Job
Count lines holding the string "datenow" in the data that follows. Reply with one number only.

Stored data
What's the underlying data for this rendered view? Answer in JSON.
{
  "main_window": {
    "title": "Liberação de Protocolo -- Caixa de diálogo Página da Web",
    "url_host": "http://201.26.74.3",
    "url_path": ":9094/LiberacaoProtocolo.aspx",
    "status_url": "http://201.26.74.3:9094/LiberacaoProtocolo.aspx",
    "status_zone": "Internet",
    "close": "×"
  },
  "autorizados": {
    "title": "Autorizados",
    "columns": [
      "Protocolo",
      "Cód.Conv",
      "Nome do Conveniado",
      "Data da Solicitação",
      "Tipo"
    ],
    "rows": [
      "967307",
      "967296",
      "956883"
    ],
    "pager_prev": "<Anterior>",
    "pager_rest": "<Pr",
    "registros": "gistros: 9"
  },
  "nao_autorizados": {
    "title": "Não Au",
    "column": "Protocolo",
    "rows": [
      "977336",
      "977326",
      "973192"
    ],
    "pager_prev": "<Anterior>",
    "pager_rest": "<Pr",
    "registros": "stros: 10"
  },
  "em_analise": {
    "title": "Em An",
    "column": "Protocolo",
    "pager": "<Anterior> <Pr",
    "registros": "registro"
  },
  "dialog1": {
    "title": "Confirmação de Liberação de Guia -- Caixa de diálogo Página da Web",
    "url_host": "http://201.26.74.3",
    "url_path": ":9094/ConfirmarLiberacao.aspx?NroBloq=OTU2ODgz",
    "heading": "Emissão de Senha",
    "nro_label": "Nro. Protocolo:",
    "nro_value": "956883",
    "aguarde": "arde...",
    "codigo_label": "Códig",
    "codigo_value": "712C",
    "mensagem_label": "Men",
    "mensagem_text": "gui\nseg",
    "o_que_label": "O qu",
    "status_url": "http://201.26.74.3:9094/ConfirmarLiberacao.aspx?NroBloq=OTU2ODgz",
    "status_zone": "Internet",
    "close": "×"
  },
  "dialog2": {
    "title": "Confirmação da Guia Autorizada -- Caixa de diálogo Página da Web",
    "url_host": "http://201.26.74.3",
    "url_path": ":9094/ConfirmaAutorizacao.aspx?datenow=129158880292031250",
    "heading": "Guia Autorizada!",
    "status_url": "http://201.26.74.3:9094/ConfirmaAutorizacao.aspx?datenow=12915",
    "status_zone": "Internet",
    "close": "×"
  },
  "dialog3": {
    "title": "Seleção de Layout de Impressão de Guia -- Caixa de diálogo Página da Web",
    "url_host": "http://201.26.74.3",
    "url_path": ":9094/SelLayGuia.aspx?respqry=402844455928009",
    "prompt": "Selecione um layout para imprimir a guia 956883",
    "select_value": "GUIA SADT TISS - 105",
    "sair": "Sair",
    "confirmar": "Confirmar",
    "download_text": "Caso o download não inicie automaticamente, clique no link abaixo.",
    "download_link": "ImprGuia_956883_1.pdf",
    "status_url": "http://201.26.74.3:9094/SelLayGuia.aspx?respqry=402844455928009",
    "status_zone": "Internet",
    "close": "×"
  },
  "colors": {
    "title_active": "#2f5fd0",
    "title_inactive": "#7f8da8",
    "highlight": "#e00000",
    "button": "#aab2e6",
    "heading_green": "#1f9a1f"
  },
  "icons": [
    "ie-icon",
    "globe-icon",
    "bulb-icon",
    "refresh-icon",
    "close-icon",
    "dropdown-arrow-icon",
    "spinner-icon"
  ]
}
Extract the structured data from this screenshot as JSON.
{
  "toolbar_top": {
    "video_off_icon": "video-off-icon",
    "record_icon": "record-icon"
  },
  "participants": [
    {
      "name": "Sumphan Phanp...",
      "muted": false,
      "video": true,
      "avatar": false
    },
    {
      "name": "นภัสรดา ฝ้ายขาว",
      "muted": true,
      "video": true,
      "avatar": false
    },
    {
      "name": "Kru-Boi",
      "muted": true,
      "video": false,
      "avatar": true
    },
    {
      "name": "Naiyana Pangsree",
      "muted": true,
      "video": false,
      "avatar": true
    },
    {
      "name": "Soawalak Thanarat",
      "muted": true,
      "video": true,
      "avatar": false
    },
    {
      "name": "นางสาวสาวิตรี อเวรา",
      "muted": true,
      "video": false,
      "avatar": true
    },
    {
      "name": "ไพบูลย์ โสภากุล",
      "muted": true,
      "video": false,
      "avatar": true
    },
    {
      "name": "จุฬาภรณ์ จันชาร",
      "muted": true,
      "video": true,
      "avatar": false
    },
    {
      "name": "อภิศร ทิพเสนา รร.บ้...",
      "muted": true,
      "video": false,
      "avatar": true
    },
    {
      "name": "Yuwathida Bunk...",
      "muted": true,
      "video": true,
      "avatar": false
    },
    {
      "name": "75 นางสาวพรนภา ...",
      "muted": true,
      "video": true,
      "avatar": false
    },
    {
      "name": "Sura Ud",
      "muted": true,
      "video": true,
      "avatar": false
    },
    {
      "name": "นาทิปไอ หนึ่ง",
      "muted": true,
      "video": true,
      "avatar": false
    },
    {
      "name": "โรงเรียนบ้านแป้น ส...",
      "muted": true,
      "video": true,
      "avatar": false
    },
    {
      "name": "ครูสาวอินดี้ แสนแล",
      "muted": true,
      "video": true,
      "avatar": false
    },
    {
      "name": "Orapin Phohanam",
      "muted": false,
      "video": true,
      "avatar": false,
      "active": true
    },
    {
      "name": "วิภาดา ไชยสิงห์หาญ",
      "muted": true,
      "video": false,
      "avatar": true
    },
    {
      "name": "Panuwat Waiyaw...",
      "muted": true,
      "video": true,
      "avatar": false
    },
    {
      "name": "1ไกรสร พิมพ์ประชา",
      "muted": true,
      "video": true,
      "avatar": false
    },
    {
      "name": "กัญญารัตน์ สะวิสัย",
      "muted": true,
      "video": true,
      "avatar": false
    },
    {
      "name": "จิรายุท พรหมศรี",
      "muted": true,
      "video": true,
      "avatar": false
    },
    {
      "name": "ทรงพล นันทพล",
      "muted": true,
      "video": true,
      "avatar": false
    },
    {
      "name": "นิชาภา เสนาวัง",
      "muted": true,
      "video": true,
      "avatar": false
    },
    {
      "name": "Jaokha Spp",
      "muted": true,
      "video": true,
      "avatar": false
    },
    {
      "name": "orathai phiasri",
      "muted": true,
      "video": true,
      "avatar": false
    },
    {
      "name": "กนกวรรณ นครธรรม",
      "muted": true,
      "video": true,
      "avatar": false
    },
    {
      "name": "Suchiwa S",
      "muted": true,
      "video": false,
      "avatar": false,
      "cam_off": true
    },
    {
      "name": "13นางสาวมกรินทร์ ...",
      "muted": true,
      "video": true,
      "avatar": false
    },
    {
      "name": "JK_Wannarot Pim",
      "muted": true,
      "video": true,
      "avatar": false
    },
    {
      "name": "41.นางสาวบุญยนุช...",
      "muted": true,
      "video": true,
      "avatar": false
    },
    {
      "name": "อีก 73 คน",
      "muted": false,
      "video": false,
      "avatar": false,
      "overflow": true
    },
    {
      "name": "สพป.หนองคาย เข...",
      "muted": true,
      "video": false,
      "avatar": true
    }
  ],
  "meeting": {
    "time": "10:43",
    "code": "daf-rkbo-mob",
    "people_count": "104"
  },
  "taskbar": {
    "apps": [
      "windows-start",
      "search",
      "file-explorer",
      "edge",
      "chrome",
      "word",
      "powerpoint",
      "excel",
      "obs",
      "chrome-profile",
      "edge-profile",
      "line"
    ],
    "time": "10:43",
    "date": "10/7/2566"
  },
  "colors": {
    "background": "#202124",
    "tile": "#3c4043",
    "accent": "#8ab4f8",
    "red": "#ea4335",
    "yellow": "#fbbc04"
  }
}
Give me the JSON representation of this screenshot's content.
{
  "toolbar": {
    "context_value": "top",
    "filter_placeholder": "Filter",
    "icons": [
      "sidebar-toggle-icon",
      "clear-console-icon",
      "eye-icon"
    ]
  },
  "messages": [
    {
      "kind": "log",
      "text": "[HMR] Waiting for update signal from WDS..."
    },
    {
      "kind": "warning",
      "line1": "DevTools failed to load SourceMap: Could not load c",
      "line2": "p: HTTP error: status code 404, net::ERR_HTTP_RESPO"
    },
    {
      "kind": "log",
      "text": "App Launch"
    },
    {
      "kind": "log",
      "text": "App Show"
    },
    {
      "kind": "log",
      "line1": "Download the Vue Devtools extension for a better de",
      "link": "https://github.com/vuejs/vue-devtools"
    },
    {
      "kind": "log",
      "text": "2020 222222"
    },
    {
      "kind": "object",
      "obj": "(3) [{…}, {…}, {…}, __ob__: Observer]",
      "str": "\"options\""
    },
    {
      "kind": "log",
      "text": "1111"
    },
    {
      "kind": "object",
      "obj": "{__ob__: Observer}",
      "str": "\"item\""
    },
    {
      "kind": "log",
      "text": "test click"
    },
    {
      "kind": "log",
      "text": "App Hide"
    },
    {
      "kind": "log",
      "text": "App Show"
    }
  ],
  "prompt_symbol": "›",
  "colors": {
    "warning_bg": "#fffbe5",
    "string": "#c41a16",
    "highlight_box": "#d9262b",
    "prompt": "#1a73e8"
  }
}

Solution to this problem
2